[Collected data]
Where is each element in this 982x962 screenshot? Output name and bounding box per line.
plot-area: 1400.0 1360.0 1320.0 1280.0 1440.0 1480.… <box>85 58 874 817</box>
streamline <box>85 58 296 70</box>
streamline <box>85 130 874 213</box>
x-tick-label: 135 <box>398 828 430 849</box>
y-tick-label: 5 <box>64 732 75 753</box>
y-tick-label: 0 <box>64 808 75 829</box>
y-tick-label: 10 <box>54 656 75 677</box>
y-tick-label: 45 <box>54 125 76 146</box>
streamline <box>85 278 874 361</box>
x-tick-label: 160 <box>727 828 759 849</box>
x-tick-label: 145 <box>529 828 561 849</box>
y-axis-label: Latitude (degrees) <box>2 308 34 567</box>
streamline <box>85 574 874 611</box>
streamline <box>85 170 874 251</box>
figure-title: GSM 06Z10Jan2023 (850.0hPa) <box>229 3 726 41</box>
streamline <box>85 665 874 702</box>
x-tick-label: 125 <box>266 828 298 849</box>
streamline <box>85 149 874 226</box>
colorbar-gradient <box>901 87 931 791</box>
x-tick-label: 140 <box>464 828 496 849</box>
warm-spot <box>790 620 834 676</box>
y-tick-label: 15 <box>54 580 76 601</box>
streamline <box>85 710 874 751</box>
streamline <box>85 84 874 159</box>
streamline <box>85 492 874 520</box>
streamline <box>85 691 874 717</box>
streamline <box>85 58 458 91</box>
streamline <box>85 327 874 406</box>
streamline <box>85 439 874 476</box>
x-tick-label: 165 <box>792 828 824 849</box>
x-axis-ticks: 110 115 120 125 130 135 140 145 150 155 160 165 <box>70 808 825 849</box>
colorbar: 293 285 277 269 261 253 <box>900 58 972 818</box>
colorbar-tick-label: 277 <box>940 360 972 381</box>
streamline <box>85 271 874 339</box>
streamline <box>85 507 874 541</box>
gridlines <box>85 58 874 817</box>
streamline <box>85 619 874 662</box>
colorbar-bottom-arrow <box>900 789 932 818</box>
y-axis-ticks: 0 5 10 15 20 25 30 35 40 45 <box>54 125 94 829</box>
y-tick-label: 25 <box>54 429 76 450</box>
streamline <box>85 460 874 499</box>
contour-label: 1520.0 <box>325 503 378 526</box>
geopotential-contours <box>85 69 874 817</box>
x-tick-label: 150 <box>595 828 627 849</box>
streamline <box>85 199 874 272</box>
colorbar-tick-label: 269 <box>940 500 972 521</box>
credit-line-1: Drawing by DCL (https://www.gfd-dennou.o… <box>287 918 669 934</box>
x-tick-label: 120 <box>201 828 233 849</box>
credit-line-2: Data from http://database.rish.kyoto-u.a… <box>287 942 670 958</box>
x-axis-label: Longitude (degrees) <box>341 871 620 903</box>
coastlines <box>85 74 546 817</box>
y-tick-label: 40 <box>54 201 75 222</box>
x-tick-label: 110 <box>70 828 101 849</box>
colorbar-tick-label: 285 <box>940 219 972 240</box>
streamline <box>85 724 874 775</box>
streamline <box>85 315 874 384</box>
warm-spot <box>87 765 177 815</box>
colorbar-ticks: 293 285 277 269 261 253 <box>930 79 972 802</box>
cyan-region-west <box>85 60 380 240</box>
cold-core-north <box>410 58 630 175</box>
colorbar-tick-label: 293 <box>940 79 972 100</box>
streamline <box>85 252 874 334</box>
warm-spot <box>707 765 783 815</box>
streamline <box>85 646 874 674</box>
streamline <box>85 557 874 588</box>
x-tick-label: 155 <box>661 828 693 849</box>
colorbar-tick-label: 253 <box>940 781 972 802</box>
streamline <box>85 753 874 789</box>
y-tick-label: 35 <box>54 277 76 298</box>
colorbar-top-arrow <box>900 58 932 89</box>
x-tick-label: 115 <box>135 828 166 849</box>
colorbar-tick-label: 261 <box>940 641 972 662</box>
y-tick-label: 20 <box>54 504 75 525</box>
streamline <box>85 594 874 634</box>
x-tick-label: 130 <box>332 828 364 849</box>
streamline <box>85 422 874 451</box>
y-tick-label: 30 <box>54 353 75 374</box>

__Directive__:
Reproduce all of the material above line for line, changing nothing.

__Result for this exercise__:
Where is each element in this 982x962 screenshot? Output name and bounding box per line.
plot-area: 1400.0 1360.0 1320.0 1280.0 1440.0 1480.… <box>85 58 874 817</box>
streamline <box>85 58 296 70</box>
streamline <box>85 130 874 213</box>
x-tick-label: 135 <box>398 828 430 849</box>
y-tick-label: 5 <box>64 732 75 753</box>
y-tick-label: 0 <box>64 808 75 829</box>
y-tick-label: 10 <box>54 656 75 677</box>
y-tick-label: 45 <box>54 125 76 146</box>
streamline <box>85 278 874 361</box>
x-tick-label: 160 <box>727 828 759 849</box>
x-tick-label: 145 <box>529 828 561 849</box>
y-axis-label: Latitude (degrees) <box>2 308 34 567</box>
streamline <box>85 574 874 611</box>
streamline <box>85 170 874 251</box>
figure-title: GSM 06Z10Jan2023 (850.0hPa) <box>229 3 726 41</box>
streamline <box>85 665 874 702</box>
x-tick-label: 125 <box>266 828 298 849</box>
streamline <box>85 149 874 226</box>
colorbar-gradient <box>901 87 931 791</box>
x-tick-label: 140 <box>464 828 496 849</box>
warm-spot <box>790 620 834 676</box>
y-tick-label: 15 <box>54 580 76 601</box>
streamline <box>85 710 874 751</box>
streamline <box>85 84 874 159</box>
streamline <box>85 492 874 520</box>
streamline <box>85 691 874 717</box>
streamline <box>85 58 458 91</box>
streamline <box>85 327 874 406</box>
streamline <box>85 439 874 476</box>
x-tick-label: 165 <box>792 828 824 849</box>
x-axis-ticks: 110 115 120 125 130 135 140 145 150 155 160 165 <box>70 808 825 849</box>
colorbar: 293 285 277 269 261 253 <box>900 58 972 818</box>
colorbar-tick-label: 277 <box>940 360 972 381</box>
streamline <box>85 271 874 339</box>
streamline <box>85 507 874 541</box>
gridlines <box>85 58 874 817</box>
streamline <box>85 619 874 662</box>
colorbar-bottom-arrow <box>900 789 932 818</box>
y-axis-ticks: 0 5 10 15 20 25 30 35 40 45 <box>54 125 94 829</box>
y-tick-label: 25 <box>54 429 76 450</box>
streamline <box>85 460 874 499</box>
contour-label: 1520.0 <box>325 503 378 526</box>
geopotential-contours <box>85 69 874 817</box>
x-tick-label: 150 <box>595 828 627 849</box>
streamline <box>85 199 874 272</box>
colorbar-tick-label: 269 <box>940 500 972 521</box>
credit-line-1: Drawing by DCL (https://www.gfd-dennou.o… <box>287 918 669 934</box>
x-tick-label: 120 <box>201 828 233 849</box>
credit-line-2: Data from http://database.rish.kyoto-u.a… <box>287 942 670 958</box>
x-axis-label: Longitude (degrees) <box>341 871 620 903</box>
coastlines <box>85 74 546 817</box>
y-tick-label: 40 <box>54 201 75 222</box>
x-tick-label: 110 <box>70 828 101 849</box>
colorbar-tick-label: 285 <box>940 219 972 240</box>
streamline <box>85 724 874 775</box>
streamline <box>85 315 874 384</box>
warm-spot <box>87 765 177 815</box>
colorbar-ticks: 293 285 277 269 261 253 <box>930 79 972 802</box>
cyan-region-west <box>85 60 380 240</box>
cold-core-north <box>410 58 630 175</box>
colorbar-tick-label: 293 <box>940 79 972 100</box>
streamline <box>85 252 874 334</box>
warm-spot <box>707 765 783 815</box>
streamline <box>85 646 874 674</box>
streamline <box>85 557 874 588</box>
x-tick-label: 155 <box>661 828 693 849</box>
colorbar-tick-label: 253 <box>940 781 972 802</box>
streamline <box>85 753 874 789</box>
y-tick-label: 35 <box>54 277 76 298</box>
colorbar-top-arrow <box>900 58 932 89</box>
x-tick-label: 115 <box>135 828 166 849</box>
colorbar-tick-label: 261 <box>940 641 972 662</box>
y-tick-label: 20 <box>54 504 75 525</box>
streamline <box>85 594 874 634</box>
x-tick-label: 130 <box>332 828 364 849</box>
streamline <box>85 422 874 451</box>
y-tick-label: 30 <box>54 353 75 374</box>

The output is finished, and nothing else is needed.